EXERCISE TASK ▸
Return all lines where the word "agriculture" can be found.

PROVIDED DATA ▸
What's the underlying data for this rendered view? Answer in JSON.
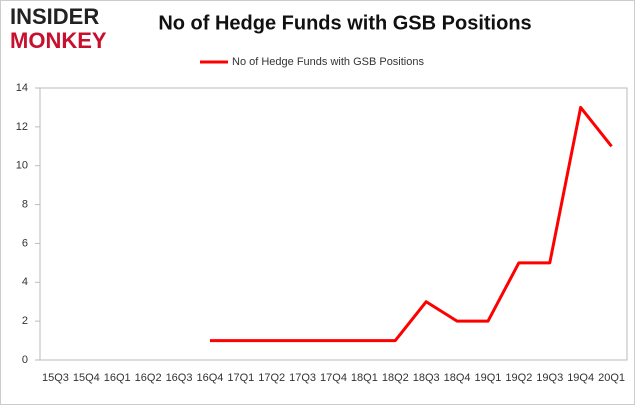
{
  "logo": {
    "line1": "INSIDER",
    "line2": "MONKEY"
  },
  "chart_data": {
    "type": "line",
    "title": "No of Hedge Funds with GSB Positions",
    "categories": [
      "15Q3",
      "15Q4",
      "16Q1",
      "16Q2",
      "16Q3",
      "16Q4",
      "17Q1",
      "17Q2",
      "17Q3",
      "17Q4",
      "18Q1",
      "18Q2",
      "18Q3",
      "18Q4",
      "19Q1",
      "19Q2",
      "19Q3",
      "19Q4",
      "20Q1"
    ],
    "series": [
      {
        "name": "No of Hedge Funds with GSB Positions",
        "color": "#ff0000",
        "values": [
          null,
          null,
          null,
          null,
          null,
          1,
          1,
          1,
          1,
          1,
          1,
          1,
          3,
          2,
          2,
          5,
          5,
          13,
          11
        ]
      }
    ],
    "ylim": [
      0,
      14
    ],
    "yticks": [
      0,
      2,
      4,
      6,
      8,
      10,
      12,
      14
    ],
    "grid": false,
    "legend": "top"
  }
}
...
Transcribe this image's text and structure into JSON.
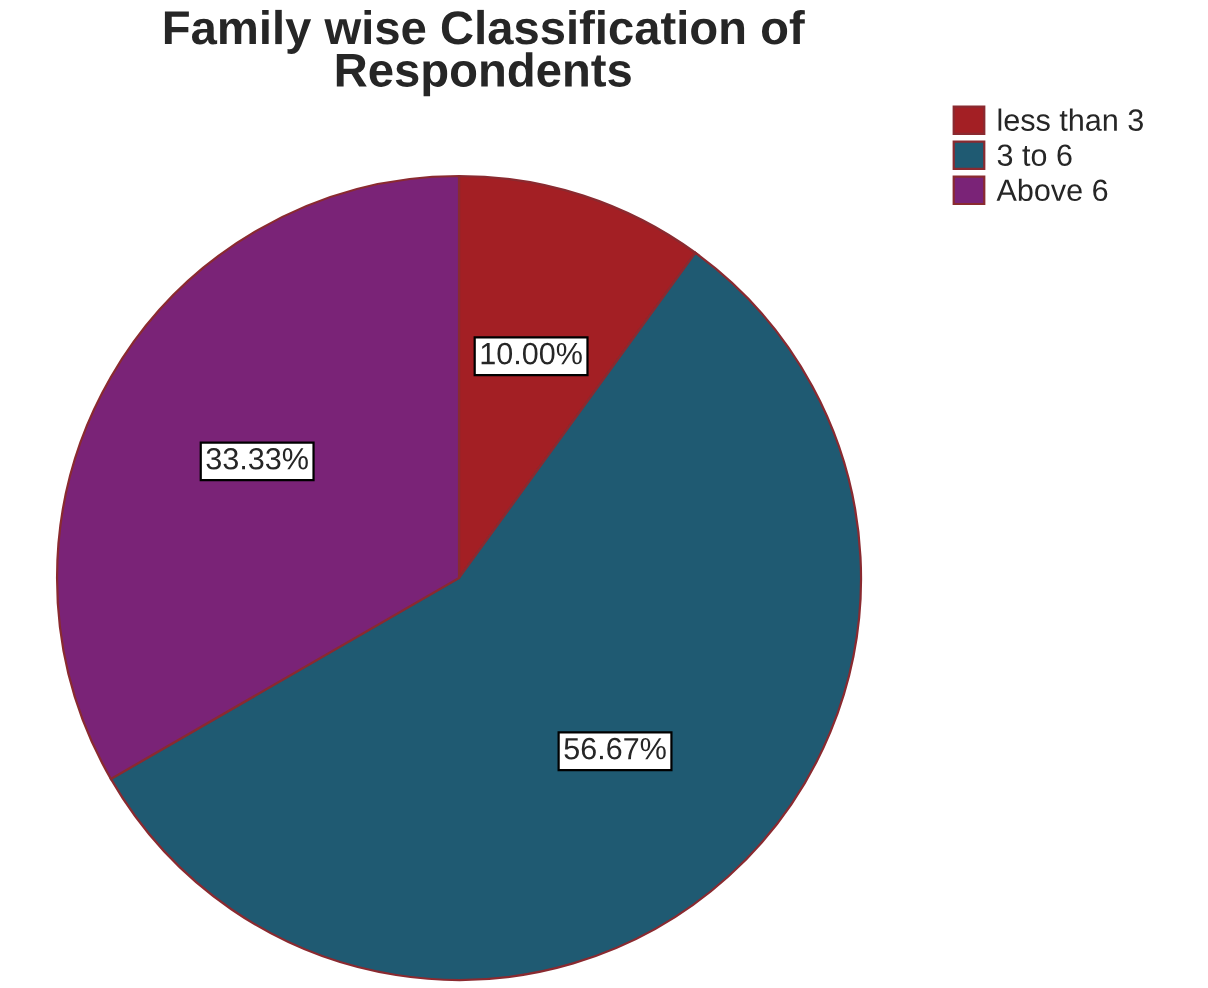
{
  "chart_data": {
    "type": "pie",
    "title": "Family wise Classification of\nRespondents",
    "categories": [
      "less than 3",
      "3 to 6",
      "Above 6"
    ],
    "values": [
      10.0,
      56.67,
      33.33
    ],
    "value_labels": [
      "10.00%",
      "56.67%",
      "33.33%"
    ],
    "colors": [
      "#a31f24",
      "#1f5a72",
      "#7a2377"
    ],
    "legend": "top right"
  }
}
...
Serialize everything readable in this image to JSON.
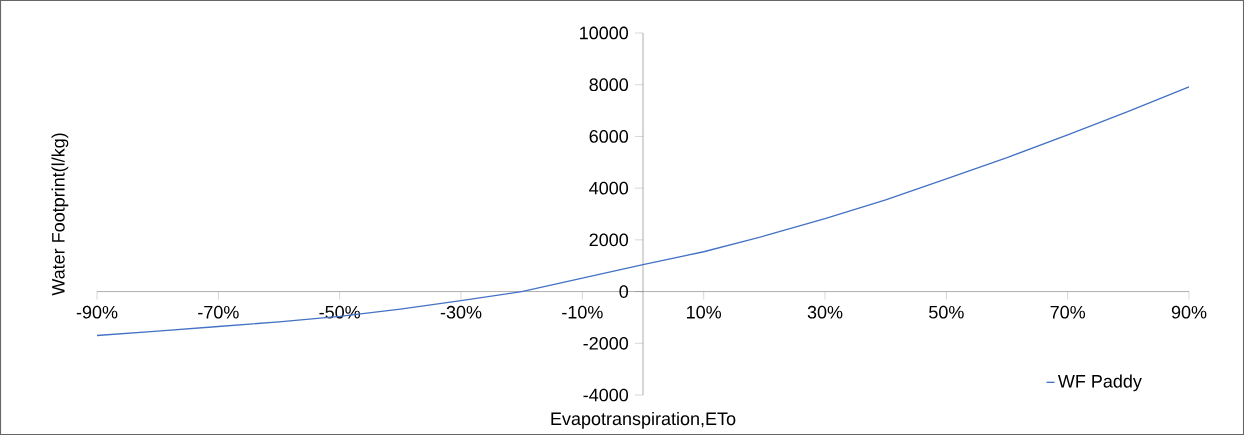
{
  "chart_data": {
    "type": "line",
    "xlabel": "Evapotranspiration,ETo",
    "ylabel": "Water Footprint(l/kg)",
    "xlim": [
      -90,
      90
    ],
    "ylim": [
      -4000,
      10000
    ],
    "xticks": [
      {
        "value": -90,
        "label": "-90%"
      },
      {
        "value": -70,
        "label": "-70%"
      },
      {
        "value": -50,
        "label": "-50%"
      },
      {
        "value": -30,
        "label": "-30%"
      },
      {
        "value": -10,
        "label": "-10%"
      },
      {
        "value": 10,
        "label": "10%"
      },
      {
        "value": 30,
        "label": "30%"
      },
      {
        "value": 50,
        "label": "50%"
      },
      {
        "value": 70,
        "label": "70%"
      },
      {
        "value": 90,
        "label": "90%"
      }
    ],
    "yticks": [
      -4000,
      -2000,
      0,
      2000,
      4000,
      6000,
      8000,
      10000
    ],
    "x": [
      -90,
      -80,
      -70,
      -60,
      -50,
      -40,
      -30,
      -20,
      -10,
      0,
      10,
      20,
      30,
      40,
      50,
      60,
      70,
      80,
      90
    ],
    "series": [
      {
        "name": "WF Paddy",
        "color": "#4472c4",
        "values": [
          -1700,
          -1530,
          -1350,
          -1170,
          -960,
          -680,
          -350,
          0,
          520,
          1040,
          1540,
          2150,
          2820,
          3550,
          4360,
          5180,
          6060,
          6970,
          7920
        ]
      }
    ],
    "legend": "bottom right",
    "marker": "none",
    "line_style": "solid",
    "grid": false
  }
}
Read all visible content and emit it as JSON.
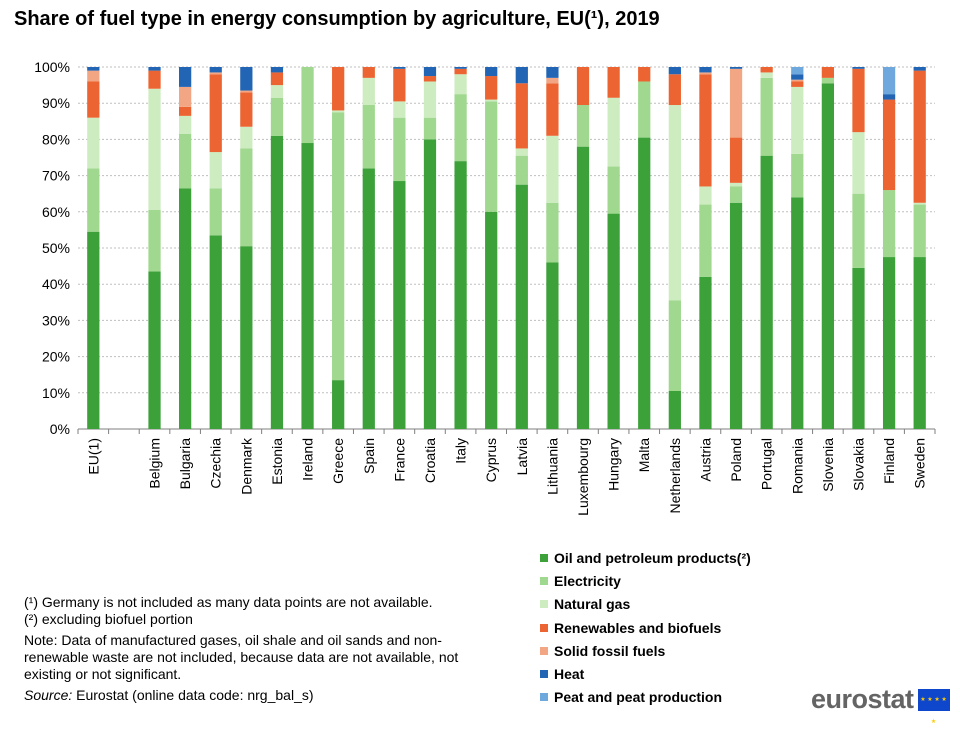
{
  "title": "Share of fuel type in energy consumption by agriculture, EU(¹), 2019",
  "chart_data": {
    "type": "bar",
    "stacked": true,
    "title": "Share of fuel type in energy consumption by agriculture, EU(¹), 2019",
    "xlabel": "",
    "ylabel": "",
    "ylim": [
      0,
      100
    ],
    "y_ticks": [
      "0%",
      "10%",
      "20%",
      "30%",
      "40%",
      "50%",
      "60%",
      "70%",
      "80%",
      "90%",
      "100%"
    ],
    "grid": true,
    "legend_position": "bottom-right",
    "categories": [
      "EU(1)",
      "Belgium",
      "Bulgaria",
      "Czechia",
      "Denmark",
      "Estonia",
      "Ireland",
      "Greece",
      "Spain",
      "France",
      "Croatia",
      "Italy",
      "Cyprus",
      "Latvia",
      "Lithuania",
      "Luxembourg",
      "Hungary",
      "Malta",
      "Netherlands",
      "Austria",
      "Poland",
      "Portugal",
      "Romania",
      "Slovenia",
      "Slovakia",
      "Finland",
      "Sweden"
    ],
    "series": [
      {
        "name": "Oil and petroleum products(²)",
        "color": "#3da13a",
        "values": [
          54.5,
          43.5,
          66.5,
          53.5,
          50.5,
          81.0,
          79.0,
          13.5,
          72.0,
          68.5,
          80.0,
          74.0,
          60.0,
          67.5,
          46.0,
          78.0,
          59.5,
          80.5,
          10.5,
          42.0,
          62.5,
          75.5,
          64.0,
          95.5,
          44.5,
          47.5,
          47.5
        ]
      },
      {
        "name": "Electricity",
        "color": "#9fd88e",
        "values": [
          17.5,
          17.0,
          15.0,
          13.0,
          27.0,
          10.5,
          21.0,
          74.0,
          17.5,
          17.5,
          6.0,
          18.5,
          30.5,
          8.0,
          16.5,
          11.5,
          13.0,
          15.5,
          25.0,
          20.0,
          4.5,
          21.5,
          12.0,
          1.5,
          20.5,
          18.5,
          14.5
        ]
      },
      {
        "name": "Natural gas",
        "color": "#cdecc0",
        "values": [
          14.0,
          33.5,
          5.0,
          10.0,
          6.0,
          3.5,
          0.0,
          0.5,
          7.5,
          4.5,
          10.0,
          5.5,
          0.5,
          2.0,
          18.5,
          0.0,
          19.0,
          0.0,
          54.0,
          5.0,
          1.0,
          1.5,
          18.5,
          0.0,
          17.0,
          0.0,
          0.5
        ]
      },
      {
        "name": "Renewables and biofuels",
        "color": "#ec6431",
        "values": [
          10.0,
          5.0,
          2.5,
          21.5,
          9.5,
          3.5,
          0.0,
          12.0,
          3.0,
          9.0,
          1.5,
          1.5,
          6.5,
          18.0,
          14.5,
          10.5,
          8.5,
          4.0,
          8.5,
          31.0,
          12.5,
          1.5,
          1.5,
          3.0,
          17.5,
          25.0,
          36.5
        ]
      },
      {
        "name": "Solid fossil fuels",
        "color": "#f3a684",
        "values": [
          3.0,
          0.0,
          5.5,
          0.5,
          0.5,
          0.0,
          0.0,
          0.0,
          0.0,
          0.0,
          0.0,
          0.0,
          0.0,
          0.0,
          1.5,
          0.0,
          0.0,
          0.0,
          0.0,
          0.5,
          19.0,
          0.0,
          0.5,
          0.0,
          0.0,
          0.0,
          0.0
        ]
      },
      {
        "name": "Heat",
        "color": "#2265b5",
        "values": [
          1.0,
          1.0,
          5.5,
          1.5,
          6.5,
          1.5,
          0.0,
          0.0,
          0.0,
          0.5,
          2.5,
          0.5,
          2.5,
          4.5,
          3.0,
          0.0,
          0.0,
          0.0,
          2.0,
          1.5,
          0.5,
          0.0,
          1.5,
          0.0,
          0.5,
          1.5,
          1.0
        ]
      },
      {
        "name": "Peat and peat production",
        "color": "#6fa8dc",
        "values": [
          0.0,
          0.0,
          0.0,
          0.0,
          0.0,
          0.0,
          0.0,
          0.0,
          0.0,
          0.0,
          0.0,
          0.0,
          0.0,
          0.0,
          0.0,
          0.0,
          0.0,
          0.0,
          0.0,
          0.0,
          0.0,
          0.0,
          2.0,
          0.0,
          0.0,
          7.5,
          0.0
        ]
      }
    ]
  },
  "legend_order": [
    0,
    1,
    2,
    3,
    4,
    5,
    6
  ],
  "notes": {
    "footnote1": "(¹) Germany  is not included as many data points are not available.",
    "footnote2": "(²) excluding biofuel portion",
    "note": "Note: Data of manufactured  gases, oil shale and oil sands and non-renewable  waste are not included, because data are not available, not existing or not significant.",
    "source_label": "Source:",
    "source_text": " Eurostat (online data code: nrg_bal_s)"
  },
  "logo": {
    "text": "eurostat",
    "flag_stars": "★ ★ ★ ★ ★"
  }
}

RESPONSE TO THE TASK ▸
  "title": "Share of fuel type in energy consumption by agriculture, EU(¹), 2019",
    "title": "Share of fuel type in energy consumption by agriculture, EU(¹), 2019",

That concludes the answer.